• [Dataset records]:
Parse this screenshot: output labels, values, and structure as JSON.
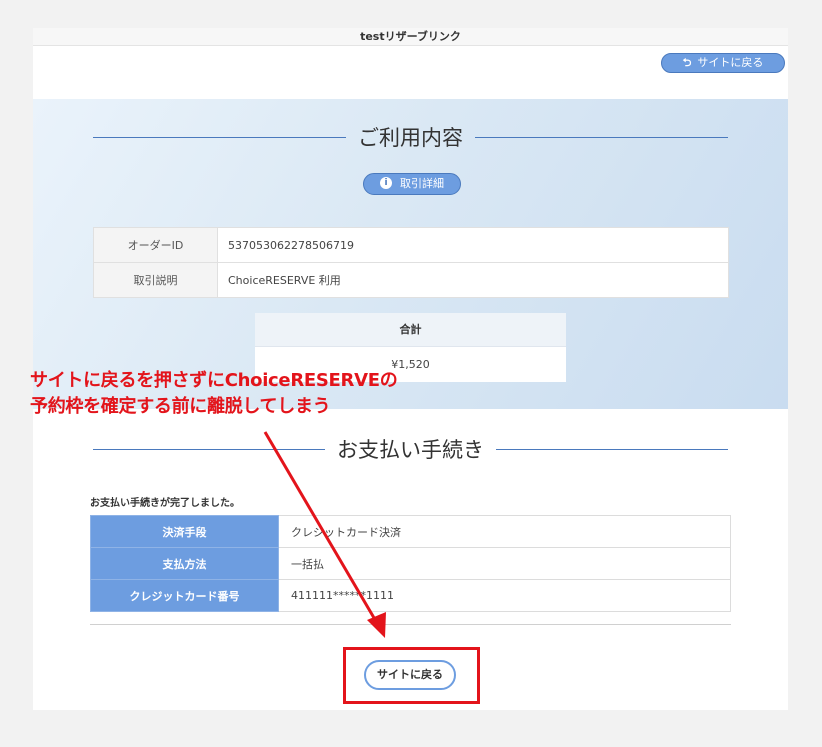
{
  "window": {
    "title": "testリザーブリンク"
  },
  "header": {
    "back_label": "サイトに戻る",
    "back_icon": "return-arrow-icon"
  },
  "usage": {
    "heading": "ご利用内容",
    "detail_button": "取引詳細",
    "rows": [
      {
        "label": "オーダーID",
        "value": "537053062278506719"
      },
      {
        "label": "取引説明",
        "value": "ChoiceRESERVE 利用"
      }
    ],
    "total_label": "合計",
    "total_value": "¥1,520"
  },
  "payment": {
    "heading": "お支払い手続き",
    "complete_message": "お支払い手続きが完了しました。",
    "rows": [
      {
        "label": "決済手段",
        "value": "クレジットカード決済"
      },
      {
        "label": "支払方法",
        "value": "一括払"
      },
      {
        "label": "クレジットカード番号",
        "value": "411111******1111"
      }
    ]
  },
  "footer": {
    "back_label": "サイトに戻る"
  },
  "annotation": {
    "line1": "サイトに戻るを押さずにChoiceRESERVEの",
    "line2": "予約枠を確定する前に離脱してしまう",
    "color": "#e3141b"
  },
  "colors": {
    "accent": "#6d9de0",
    "accent_dark": "#4a79bd",
    "annotation_red": "#e3141b"
  }
}
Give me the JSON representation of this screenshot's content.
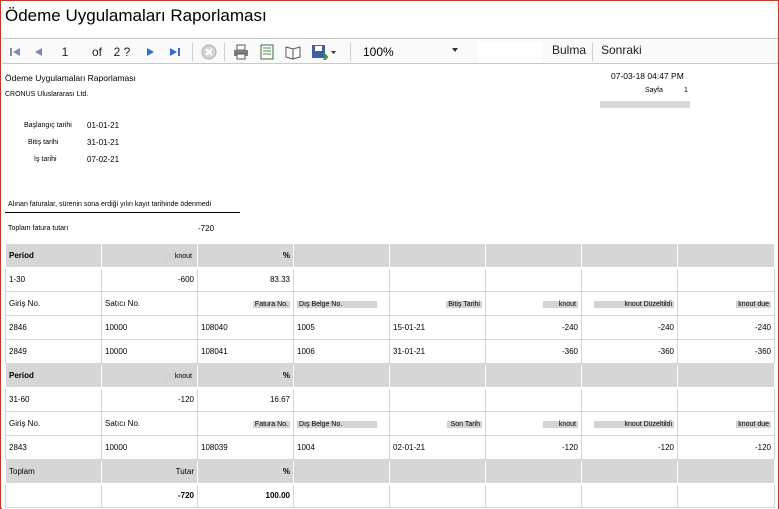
{
  "window": {
    "title": "Ödeme Uygulamaları Raporlaması"
  },
  "toolbar": {
    "page_current": "1",
    "page_of": "of",
    "page_total": "2 ?",
    "zoom": "100%",
    "find": "Bulma",
    "next": "Sonraki"
  },
  "report": {
    "title": "Ödeme Uygulamaları Raporlaması",
    "company": "CRONUS Uluslararası Ltd.",
    "datetime": "07-03-18 04:47 PM",
    "page_label": "Sayfa",
    "page_number": "1",
    "user_blurred": "EUROPE\\NAVWTNT",
    "params": {
      "start_label": "Başlangıç tarihi",
      "start_value": "01-01-21",
      "end_label": "Bitiş tarihi",
      "end_value": "31-01-21",
      "work_label": "İş tarihi",
      "work_value": "07-02-21"
    },
    "note": "Alınan faturalar, sürenin sona erdiği yılın kayıt tarihinde ödenmedi",
    "total_label": "Toplam fatura tutarı",
    "total_value": "-720",
    "sections": [
      {
        "period_label": "Period",
        "amount_label": "knout",
        "pct_label": "%",
        "period": "1-30",
        "amount": "-600",
        "pct": "83.33",
        "columns": [
          "Giriş No.",
          "Satıcı No.",
          "Fatura No.",
          "Dış Belge No.",
          "Bitiş Tarihi",
          "knout",
          "knout Düzeltildi",
          "knout due"
        ],
        "rows": [
          [
            "2846",
            "10000",
            "108040",
            "1005",
            "15-01-21",
            "-240",
            "-240",
            "-240"
          ],
          [
            "2849",
            "10000",
            "108041",
            "1006",
            "31-01-21",
            "-360",
            "-360",
            "-360"
          ]
        ]
      },
      {
        "period_label": "Period",
        "amount_label": "knout",
        "pct_label": "%",
        "period": "31-60",
        "amount": "-120",
        "pct": "16.67",
        "columns": [
          "Giriş No.",
          "Satıcı No.",
          "Fatura No.",
          "Dış Belge No.",
          "Son Tarih",
          "knout",
          "knout Düzeltildi",
          "knout due"
        ],
        "rows": [
          [
            "2843",
            "10000",
            "108039",
            "1004",
            "02-01-21",
            "-120",
            "-120",
            "-120"
          ]
        ]
      }
    ],
    "footer": {
      "total_label": "Toplam",
      "amount_label": "Tutar",
      "pct_label": "%",
      "amount": "-720",
      "pct": "100.00"
    }
  }
}
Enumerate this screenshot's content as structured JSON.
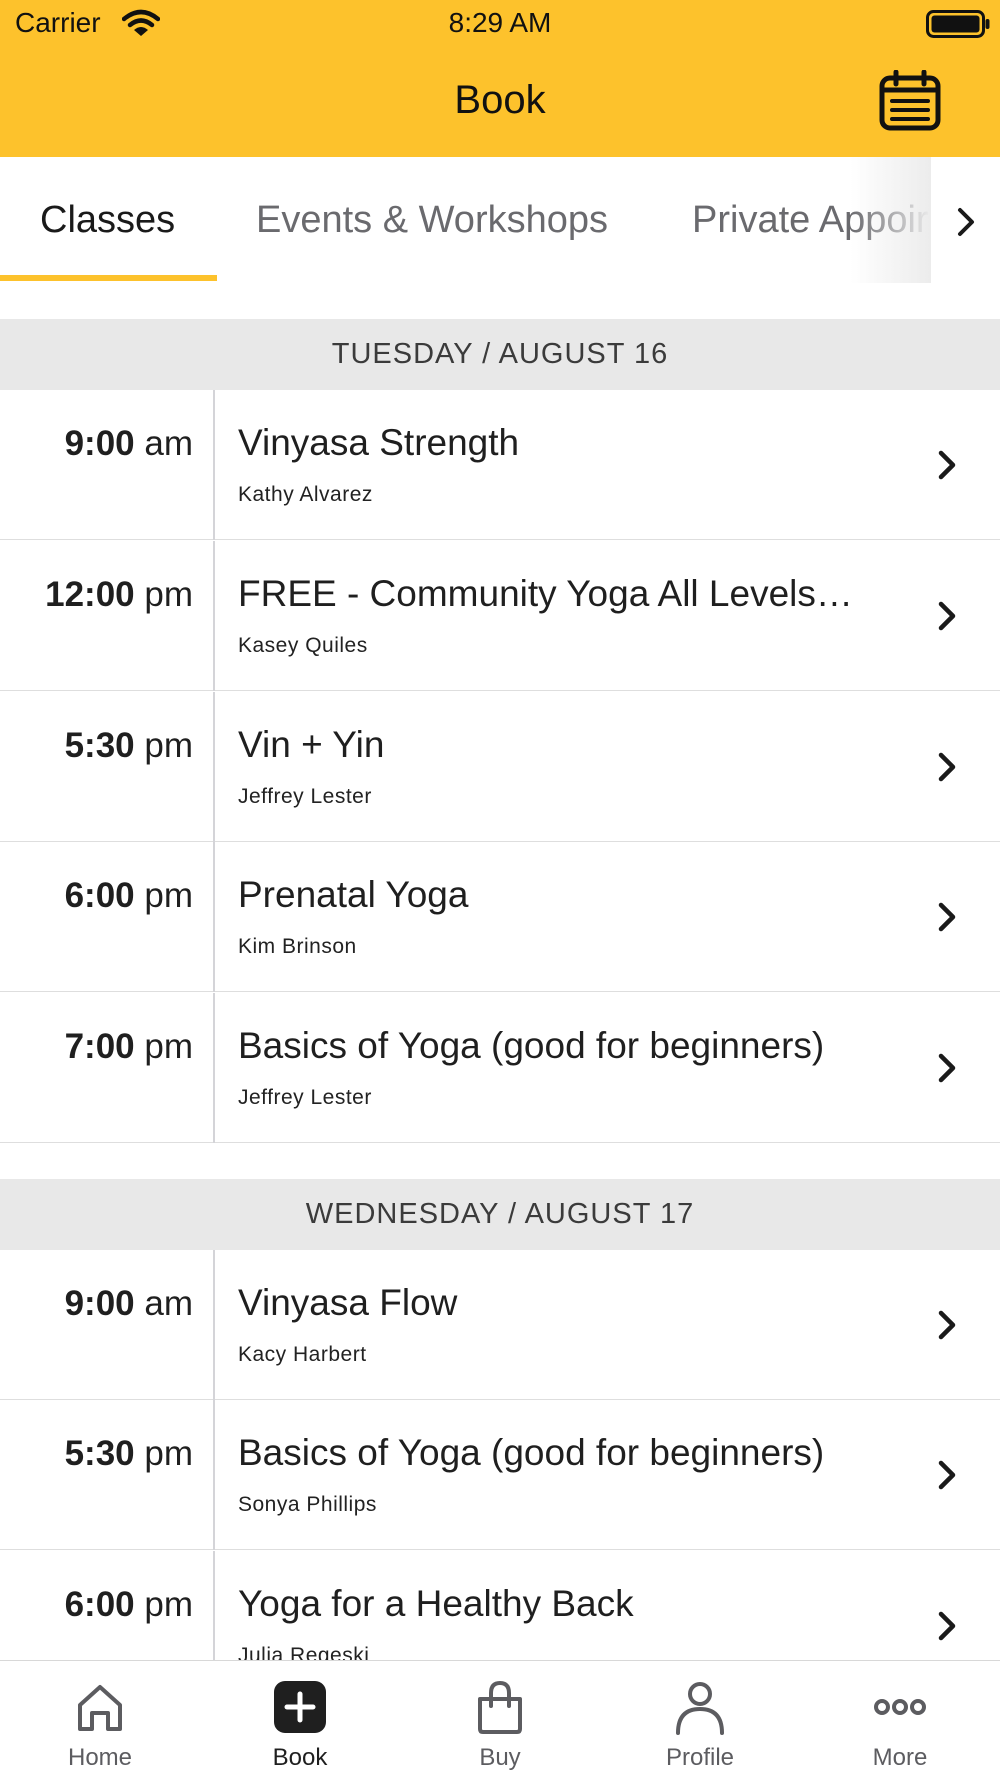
{
  "status_bar": {
    "carrier": "Carrier",
    "time": "8:29 AM"
  },
  "header": {
    "title": "Book",
    "calendar_icon": "calendar-icon"
  },
  "tabs": [
    {
      "label": "Classes",
      "active": true
    },
    {
      "label": "Events & Workshops",
      "active": false
    },
    {
      "label": "Private Appoir",
      "active": false
    }
  ],
  "days": [
    {
      "label": "TUESDAY / AUGUST 16",
      "classes": [
        {
          "time": "9:00",
          "ampm": "am",
          "name": "Vinyasa Strength",
          "instructor": "Kathy Alvarez"
        },
        {
          "time": "12:00",
          "ampm": "pm",
          "name": "FREE - Community Yoga All Levels…",
          "instructor": "Kasey Quiles"
        },
        {
          "time": "5:30",
          "ampm": "pm",
          "name": "Vin + Yin",
          "instructor": "Jeffrey Lester"
        },
        {
          "time": "6:00",
          "ampm": "pm",
          "name": "Prenatal Yoga",
          "instructor": "Kim Brinson"
        },
        {
          "time": "7:00",
          "ampm": "pm",
          "name": "Basics of Yoga (good for beginners)",
          "instructor": "Jeffrey Lester"
        }
      ]
    },
    {
      "label": "WEDNESDAY / AUGUST 17",
      "classes": [
        {
          "time": "9:00",
          "ampm": "am",
          "name": "Vinyasa Flow",
          "instructor": "Kacy Harbert"
        },
        {
          "time": "5:30",
          "ampm": "pm",
          "name": "Basics of Yoga (good for beginners)",
          "instructor": "Sonya Phillips"
        },
        {
          "time": "6:00",
          "ampm": "pm",
          "name": "Yoga for a Healthy Back",
          "instructor": "Julia Regeski"
        }
      ]
    }
  ],
  "bottom_nav": [
    {
      "label": "Home",
      "icon": "home-icon",
      "active": false
    },
    {
      "label": "Book",
      "icon": "plus-square-icon",
      "active": true
    },
    {
      "label": "Buy",
      "icon": "shopping-bag-icon",
      "active": false
    },
    {
      "label": "Profile",
      "icon": "person-icon",
      "active": false
    },
    {
      "label": "More",
      "icon": "more-dots-icon",
      "active": false
    }
  ],
  "colors": {
    "accent": "#FDC22C",
    "day_header_bg": "#e8e8e8",
    "text": "#1f1f1f",
    "muted": "#6a6a6e"
  }
}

• [Task description]:
Take every line above carrying "icon" and return it.

• [Task answer]:
    "back_icon": "return-arrow-icon"
    "calendar_icon": "calendar-icon"
      "icon": "home-icon",
      "icon": "plus-square-icon",
      "icon": "shopping-bag-icon",
      "icon": "person-icon",
      "icon": "more-dots-icon",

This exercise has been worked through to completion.